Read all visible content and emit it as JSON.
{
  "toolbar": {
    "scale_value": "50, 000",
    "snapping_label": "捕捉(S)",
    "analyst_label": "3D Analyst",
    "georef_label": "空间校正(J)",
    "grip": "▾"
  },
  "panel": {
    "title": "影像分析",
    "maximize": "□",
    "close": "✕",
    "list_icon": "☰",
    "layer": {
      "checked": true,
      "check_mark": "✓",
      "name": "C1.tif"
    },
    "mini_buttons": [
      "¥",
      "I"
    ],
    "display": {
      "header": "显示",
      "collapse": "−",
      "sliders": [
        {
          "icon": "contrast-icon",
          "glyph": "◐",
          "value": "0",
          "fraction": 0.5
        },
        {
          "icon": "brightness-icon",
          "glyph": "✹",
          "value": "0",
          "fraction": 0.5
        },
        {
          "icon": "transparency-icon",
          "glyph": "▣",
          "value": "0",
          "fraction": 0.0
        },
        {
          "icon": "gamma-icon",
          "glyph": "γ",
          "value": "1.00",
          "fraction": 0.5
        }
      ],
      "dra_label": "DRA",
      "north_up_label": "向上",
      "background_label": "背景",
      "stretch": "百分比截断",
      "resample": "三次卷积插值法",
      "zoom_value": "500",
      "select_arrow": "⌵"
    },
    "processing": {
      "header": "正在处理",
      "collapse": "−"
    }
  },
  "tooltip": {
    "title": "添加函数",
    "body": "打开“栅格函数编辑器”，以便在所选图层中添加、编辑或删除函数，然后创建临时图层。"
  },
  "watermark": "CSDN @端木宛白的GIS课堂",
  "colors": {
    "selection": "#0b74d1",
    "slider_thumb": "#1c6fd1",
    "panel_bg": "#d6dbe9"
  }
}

Exercise objective
Give back the data above exactly as it appears.

Exercise output
Read all visible content and emit it as JSON.
{
  "toolbar": {
    "scale_value": "50, 000",
    "snapping_label": "捕捉(S)",
    "analyst_label": "3D Analyst",
    "georef_label": "空间校正(J)",
    "grip": "▾"
  },
  "panel": {
    "title": "影像分析",
    "maximize": "□",
    "close": "✕",
    "list_icon": "☰",
    "layer": {
      "checked": true,
      "check_mark": "✓",
      "name": "C1.tif"
    },
    "mini_buttons": [
      "¥",
      "I"
    ],
    "display": {
      "header": "显示",
      "collapse": "−",
      "sliders": [
        {
          "icon": "contrast-icon",
          "glyph": "◐",
          "value": "0",
          "fraction": 0.5
        },
        {
          "icon": "brightness-icon",
          "glyph": "✹",
          "value": "0",
          "fraction": 0.5
        },
        {
          "icon": "transparency-icon",
          "glyph": "▣",
          "value": "0",
          "fraction": 0.0
        },
        {
          "icon": "gamma-icon",
          "glyph": "γ",
          "value": "1.00",
          "fraction": 0.5
        }
      ],
      "dra_label": "DRA",
      "north_up_label": "向上",
      "background_label": "背景",
      "stretch": "百分比截断",
      "resample": "三次卷积插值法",
      "zoom_value": "500",
      "select_arrow": "⌵"
    },
    "processing": {
      "header": "正在处理",
      "collapse": "−"
    }
  },
  "tooltip": {
    "title": "添加函数",
    "body": "打开“栅格函数编辑器”，以便在所选图层中添加、编辑或删除函数，然后创建临时图层。"
  },
  "watermark": "CSDN @端木宛白的GIS课堂",
  "colors": {
    "selection": "#0b74d1",
    "slider_thumb": "#1c6fd1",
    "panel_bg": "#d6dbe9"
  }
}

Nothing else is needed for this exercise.